=== The task ===
Count the lines in the records below that contain the string "search", and give only the number.

────────────────────────────────────────

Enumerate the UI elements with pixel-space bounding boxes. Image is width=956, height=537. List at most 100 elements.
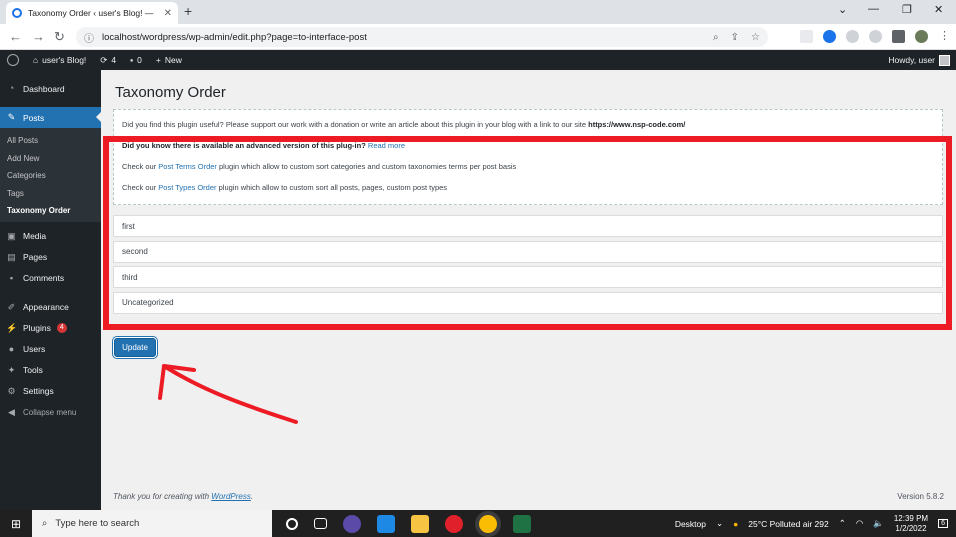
avatar — [939, 54, 950, 66]
submenu-categories[interactable]: Categories — [0, 167, 101, 185]
sidebar-item-users[interactable]: ● Users — [0, 339, 101, 360]
system-tray: Desktop ⌄ ● 25°C Polluted air 292 ⌃ ◠ 🔈 … — [675, 514, 956, 534]
search-icon: ⌕ — [42, 518, 48, 529]
new-tab-button[interactable]: + — [184, 3, 192, 19]
task-view-icon[interactable] — [314, 518, 327, 529]
desktop-toolbar[interactable]: Desktop — [675, 519, 706, 529]
collapse-menu-button[interactable]: ◀ Collapse menu — [0, 402, 101, 423]
sidebar-item-comments[interactable]: ▪ Comments — [0, 268, 101, 289]
wifi-icon[interactable]: ◠ — [856, 518, 863, 529]
extension-icon-shield[interactable] — [846, 30, 859, 43]
excel-icon[interactable] — [513, 514, 531, 533]
plugins-update-badge: 4 — [56, 323, 67, 333]
taskbar-search-input[interactable]: ⌕ Type here to search — [32, 510, 272, 537]
new-label: New — [164, 55, 182, 65]
notice-text: plugin which allow to custom sort catego… — [219, 162, 517, 171]
windows-taskbar: ⊞ ⌕ Type here to search Desktop ⌄ ● 25°C… — [0, 510, 956, 537]
submenu-tags[interactable]: Tags — [0, 185, 101, 203]
submenu-add-new[interactable]: Add New — [0, 150, 101, 168]
sidebar-item-dashboard[interactable]: ◔ Dashboard — [0, 78, 101, 99]
read-more-link[interactable]: Read more — [368, 141, 405, 150]
weather-icon: ● — [733, 518, 739, 529]
windows-start-icon[interactable]: ⊞ — [0, 510, 32, 537]
site-name-label: user's Blog! — [42, 55, 87, 65]
list-item[interactable]: third — [113, 266, 943, 288]
back-icon[interactable]: ← — [9, 29, 22, 44]
sidebar-label: Plugins — [23, 323, 51, 333]
sidebar-label: Settings — [23, 386, 54, 396]
wp-admin-bar: ⌂ user's Blog! ⟳ 4 ▪ 0 + New Howdy, user — [0, 50, 956, 70]
clock[interactable]: 12:39 PM 1/2/2022 — [894, 514, 928, 534]
submenu-taxonomy-order[interactable]: Taxonomy Order — [0, 202, 101, 220]
reload-icon[interactable]: ↻ — [54, 29, 65, 45]
sidebar-item-posts[interactable]: ✎ Posts — [0, 107, 101, 128]
new-content-link[interactable]: + New — [149, 55, 189, 65]
site-name-link[interactable]: ⌂ user's Blog! — [26, 55, 93, 65]
close-tab-icon[interactable]: ✕ — [164, 8, 172, 19]
opera-icon[interactable] — [445, 514, 463, 533]
updates-icon: ⟳ — [100, 54, 108, 65]
sidebar-label: Dashboard — [23, 83, 65, 94]
profile-avatar[interactable] — [915, 30, 928, 43]
admin-sidebar: ◔ Dashboard ✎ Posts All Posts Add New Ca… — [0, 70, 101, 510]
sidebar-label: Media — [23, 231, 47, 241]
volume-icon[interactable]: 🔈 — [873, 518, 884, 529]
tab-search-icon[interactable]: ⌄ — [838, 3, 847, 16]
list-item[interactable]: first — [113, 215, 943, 237]
browser-tab[interactable]: Taxonomy Order ‹ user's Blog! — ✕ — [6, 2, 178, 24]
sidebar-item-media[interactable]: ▣ Media — [0, 226, 101, 247]
sidebar-item-pages[interactable]: ▤ Pages — [0, 247, 101, 268]
address-bar[interactable]: ⓘ localhost/wordpress/wp-admin/edit.php?… — [76, 27, 768, 47]
updates-link[interactable]: ⟳ 4 — [93, 55, 123, 66]
dashboard-icon: ◔ — [8, 83, 15, 93]
sortable-terms-list: first second third Uncategorized — [113, 215, 943, 317]
minimize-button[interactable]: — — [868, 3, 879, 15]
sidebar-item-tools[interactable]: ✦ Tools — [0, 360, 101, 381]
info-icon[interactable]: ⓘ — [84, 30, 94, 45]
footer-text: . — [250, 492, 254, 501]
media-icon: ▣ — [7, 230, 16, 241]
close-window-button[interactable]: ✕ — [934, 3, 943, 16]
sidebar-label: Appearance — [23, 302, 69, 312]
reading-list-icon[interactable] — [800, 30, 813, 43]
updates-count: 4 — [111, 55, 117, 65]
chevron-up-icon[interactable]: ⌃ — [839, 518, 846, 529]
file-explorer-icon[interactable] — [411, 514, 429, 533]
url-text[interactable]: localhost/wordpress/wp-admin/edit.php?pa… — [102, 32, 367, 43]
post-types-order-link[interactable]: Post Types Order — [158, 183, 216, 192]
extension-icon-k[interactable] — [869, 30, 882, 43]
forward-icon[interactable]: → — [32, 29, 45, 44]
extensions-area: ⋮ — [800, 30, 951, 43]
notice-line-1: Did you find this plugin useful? Please … — [122, 120, 934, 129]
bookmark-star-icon[interactable]: ☆ — [751, 32, 760, 43]
post-terms-order-link[interactable]: Post Terms Order — [158, 162, 217, 171]
share-icon[interactable]: ⇪ — [731, 32, 739, 43]
wordpress-favicon-icon — [12, 8, 22, 18]
chrome-icon[interactable] — [479, 514, 497, 533]
my-account-menu[interactable]: Howdy, user — [888, 54, 956, 66]
sidebar-item-appearance[interactable]: ✐ Appearance — [0, 297, 101, 318]
list-item[interactable]: second — [113, 240, 943, 263]
footer-text: Thank you for creating with — [113, 492, 210, 501]
zoom-icon[interactable]: ⌕ — [713, 32, 719, 43]
clock-date: 1/2/2022 — [895, 523, 927, 533]
sidebar-item-settings[interactable]: ⚙ Settings — [0, 381, 101, 402]
cortana-icon[interactable] — [286, 517, 298, 530]
comments-link[interactable]: ▪ 0 — [123, 55, 149, 65]
list-item[interactable]: Uncategorized — [113, 291, 943, 314]
sidebar-item-plugins[interactable]: ⚡ Plugins 4 — [0, 318, 101, 339]
submenu-all-posts[interactable]: All Posts — [0, 132, 101, 150]
browser-tab-strip: Taxonomy Order ‹ user's Blog! — ✕ + ⌄ — … — [0, 0, 956, 24]
wordpress-link[interactable]: WordPress — [211, 492, 251, 501]
puzzle-extensions-icon[interactable] — [892, 30, 905, 43]
notifications-icon[interactable]: 6 — [938, 519, 948, 528]
vscode-icon[interactable] — [377, 514, 395, 533]
restore-button[interactable]: ❐ — [902, 3, 912, 16]
eclipse-icon[interactable] — [343, 514, 361, 533]
weather-text[interactable]: 25°C Polluted air 292 — [748, 519, 828, 529]
comments-icon: ▪ — [9, 272, 14, 283]
sidebar-label: Comments — [23, 273, 65, 283]
kebab-menu-icon[interactable]: ⋮ — [938, 30, 951, 43]
wp-logo-icon[interactable] — [0, 54, 26, 66]
extension-icon-blue[interactable] — [823, 30, 836, 43]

────────────────────────────────────────

=== Answer for this exercise ===
4